Give the data below again exactly as written, without its pictures.
— Start —
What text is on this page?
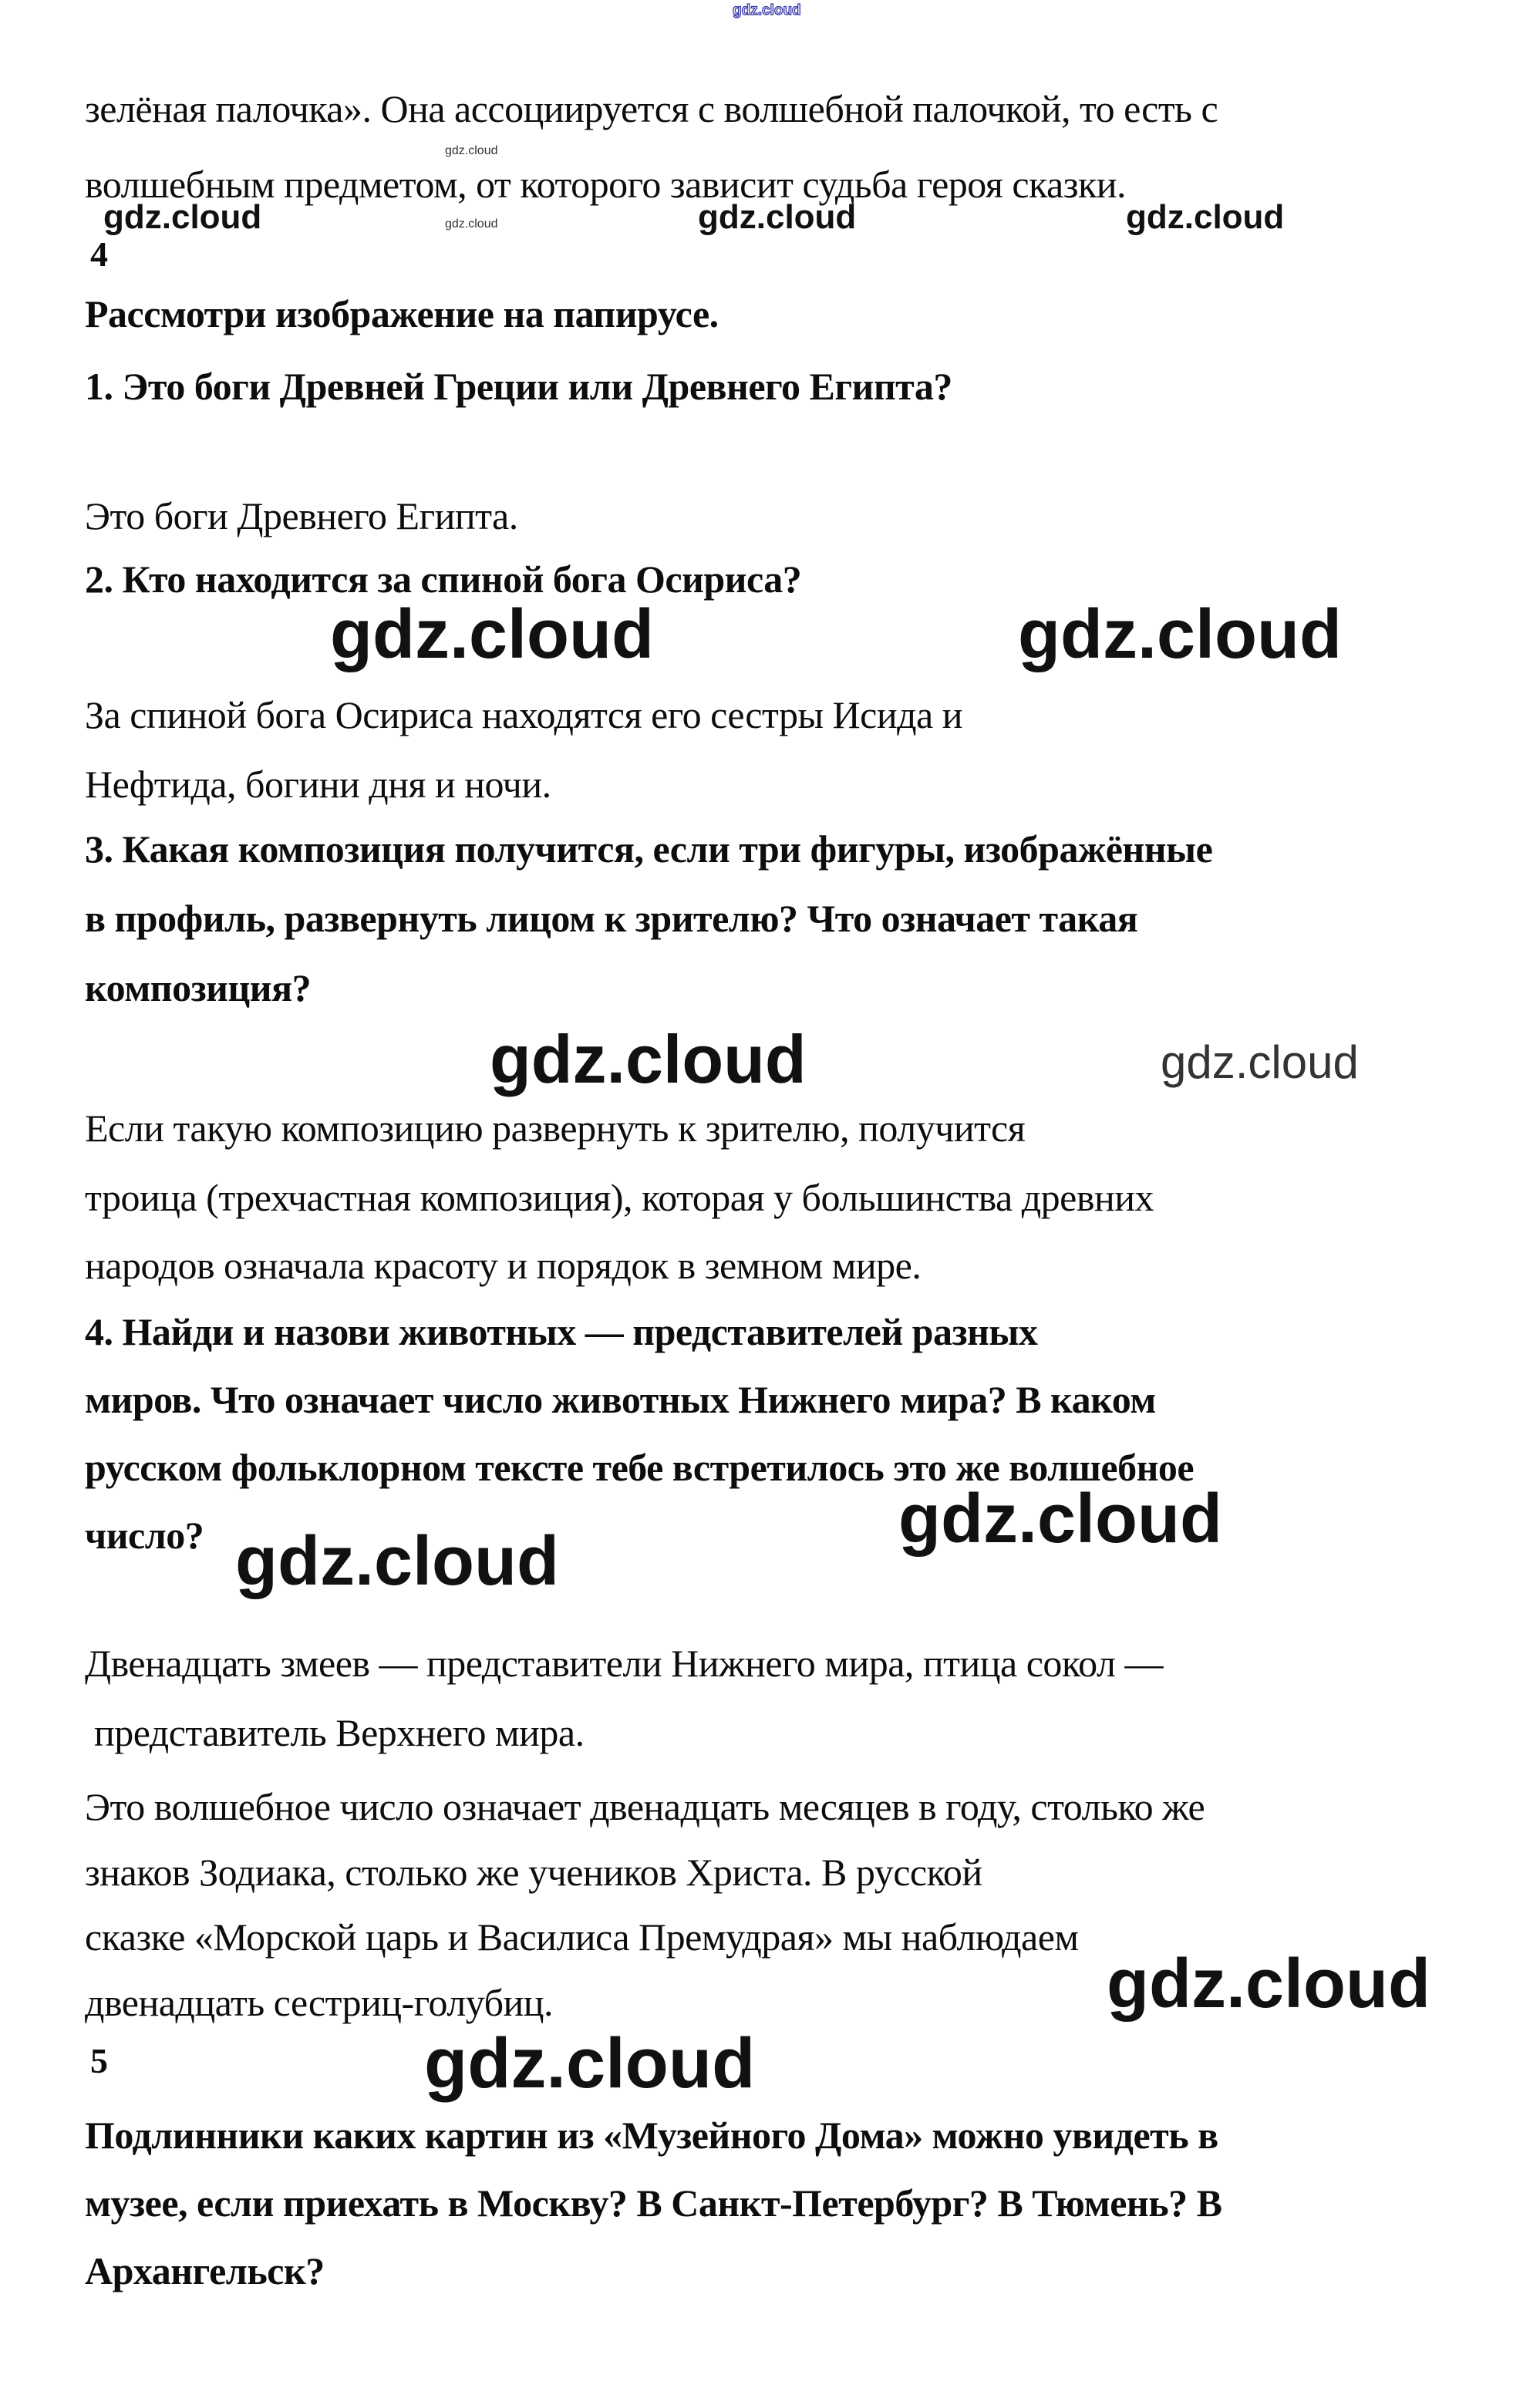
gdz.cloud
gdz.cloud
gdz.cloud	gdz.cloud	gdz.cloud
gdz.cloud
gdz.cloud	gdz.cloud
gdz.cloud	gdz.cloud
gdz.cloud
gdz.cloud
gdz.cloud
gdz.cloud
зелёная палочка». Она ассоциируется с волшебной палочкой, то есть с
волшебным предметом, от которого зависит судьба героя сказки.
4
Рассмотри изображение на папирусе.
1. Это боги Древней Греции или Древнего Египта?
Это боги Древнего Египта.
2. Кто находится за спиной бога Осириса?
За спиной бога Осириса находятся его сестры Исида и
Нефтида, богини дня и ночи.
3. Какая композиция получится, если три фигуры, изображённые
в профиль, развернуть лицом к зрителю? Что означает такая
композиция?
Если такую композицию развернуть к зрителю, получится
троица (трехчастная композиция), которая у большинства древних
народов означала красоту и порядок в земном мире.
4. Найди и назови животных — представителей разных
миров. Что означает число животных Нижнего мира? В каком
русском фольклорном тексте тебе встретилось это же волшебное
число?
Двенадцать змеев — представители Нижнего мира, птица сокол —
представитель Верхнего мира.
Это волшебное число означает двенадцать месяцев в году, столько же
знаков Зодиака, столько же учеников Христа. В русской
сказке «Морской царь и Василиса Премудрая» мы наблюдаем
двенадцать сестриц-голубиц.
5
Подлинники каких картин из «Музейного Дома» можно увидеть в
музее, если приехать в Москву? В Санкт-Петербург? В Тюмень? В
Архангельск?
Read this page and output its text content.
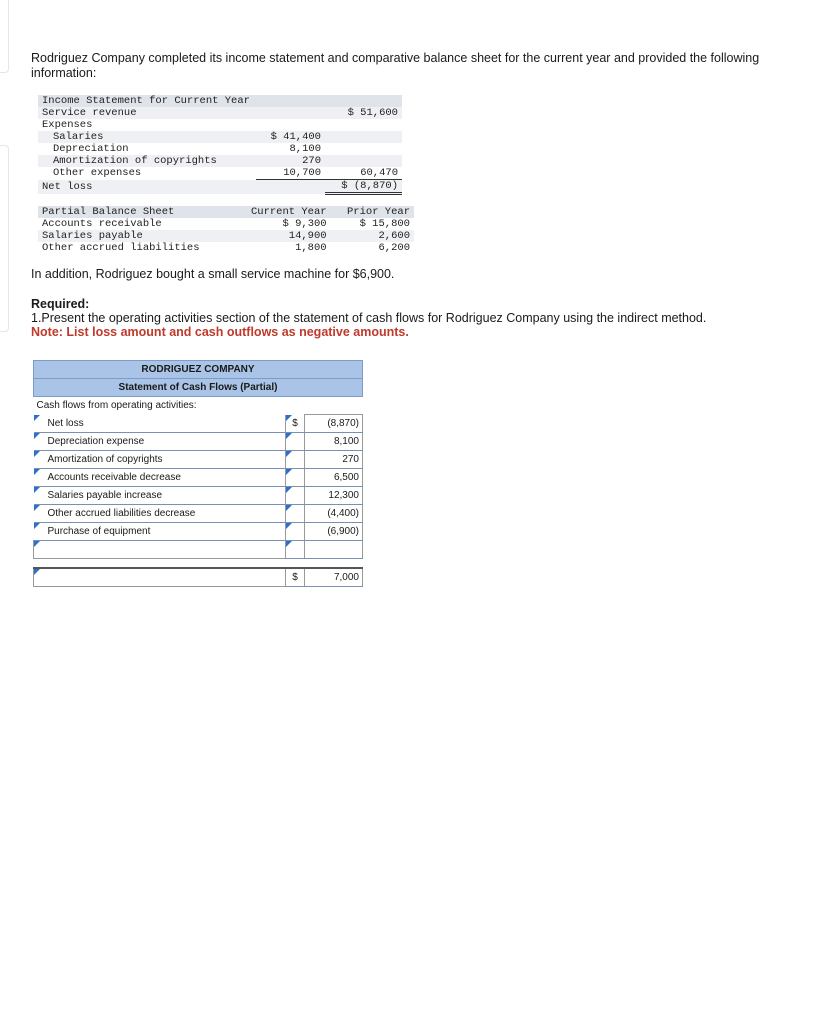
Rodriguez Company completed its income statement and comparative balance sheet for the current year and provided the following information:
Income Statement for Current Year		
Service revenue		$ 51,600
Expenses		
Salaries	$ 41,400	
Depreciation	8,100	
Amortization of copyrights	270	
Other expenses	10,700	60,470
Net loss		$ (8,870)
Partial Balance Sheet	Current Year	Prior Year
Accounts receivable	$ 9,300	$ 15,800
Salaries payable	14,900	2,600
Other accrued liabilities	1,800	6,200
In addition, Rodriguez bought a small service machine for $6,900.
Required:
1.Present the operating activities section of the statement of cash flows for Rodriguez Company using the indirect method.
Note: List loss amount and cash outflows as negative amounts.
RODRIGUEZ COMPANY		
Statement of Cash Flows (Partial)		
Cash flows from operating activities:		

Net loss	$	(8,870)

Depreciation expense		8,100

Amortization of copyrights		270

Accounts receivable decrease		6,500

Salaries payable increase		12,300

Other accrued liabilities decrease		(4,400)

Purchase of equipment		(6,900)

	$	7,000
— End —
→ RESPONSE TO THIS EXERCISE:
What text is on this page?
gdz.cloud
gdz.cloud
gdz.cloud	gdz.cloud	gdz.cloud
gdz.cloud
gdz.cloud	gdz.cloud
gdz.cloud	gdz.cloud
gdz.cloud
gdz.cloud
gdz.cloud
gdz.cloud
зелёная палочка». Она ассоциируется с волшебной палочкой, то есть с
волшебным предметом, от которого зависит судьба героя сказки.
4
Рассмотри изображение на папирусе.
1. Это боги Древней Греции или Древнего Египта?
Это боги Древнего Египта.
2. Кто находится за спиной бога Осириса?
За спиной бога Осириса находятся его сестры Исида и
Нефтида, богини дня и ночи.
3. Какая композиция получится, если три фигуры, изображённые
в профиль, развернуть лицом к зрителю? Что означает такая
композиция?
Если такую композицию развернуть к зрителю, получится
троица (трехчастная композиция), которая у большинства древних
народов означала красоту и порядок в земном мире.
4. Найди и назови животных — представителей разных
миров. Что означает число животных Нижнего мира? В каком
русском фольклорном тексте тебе встретилось это же волшебное
число?
Двенадцать змеев — представители Нижнего мира, птица сокол —
представитель Верхнего мира.
Это волшебное число означает двенадцать месяцев в году, столько же
знаков Зодиака, столько же учеников Христа. В русской
сказке «Морской царь и Василиса Премудрая» мы наблюдаем
двенадцать сестриц-голубиц.
5
Подлинники каких картин из «Музейного Дома» можно увидеть в
музее, если приехать в Москву? В Санкт-Петербург? В Тюмень? В
Архангельск?
Read this page and output its text content.
Rodriguez Company completed its income statement and comparative balance sheet for the current year and provided the following information:
Income Statement for Current Year		
Service revenue		$ 51,600
Expenses		
Salaries	$ 41,400	
Depreciation	8,100	
Amortization of copyrights	270	
Other expenses	10,700	60,470
Net loss		$ (8,870)
Partial Balance Sheet	Current Year	Prior Year
Accounts receivable	$ 9,300	$ 15,800
Salaries payable	14,900	2,600
Other accrued liabilities	1,800	6,200
In addition, Rodriguez bought a small service machine for $6,900.
Required:
1.Present the operating activities section of the statement of cash flows for Rodriguez Company using the indirect method.
Note: List loss amount and cash outflows as negative amounts.
RODRIGUEZ COMPANY		
Statement of Cash Flows (Partial)		
Cash flows from operating activities:		

Net loss	$	(8,870)

Depreciation expense		8,100

Amortization of copyrights		270

Accounts receivable decrease		6,500

Salaries payable increase		12,300

Other accrued liabilities decrease		(4,400)

Purchase of equipment		(6,900)

	$	7,000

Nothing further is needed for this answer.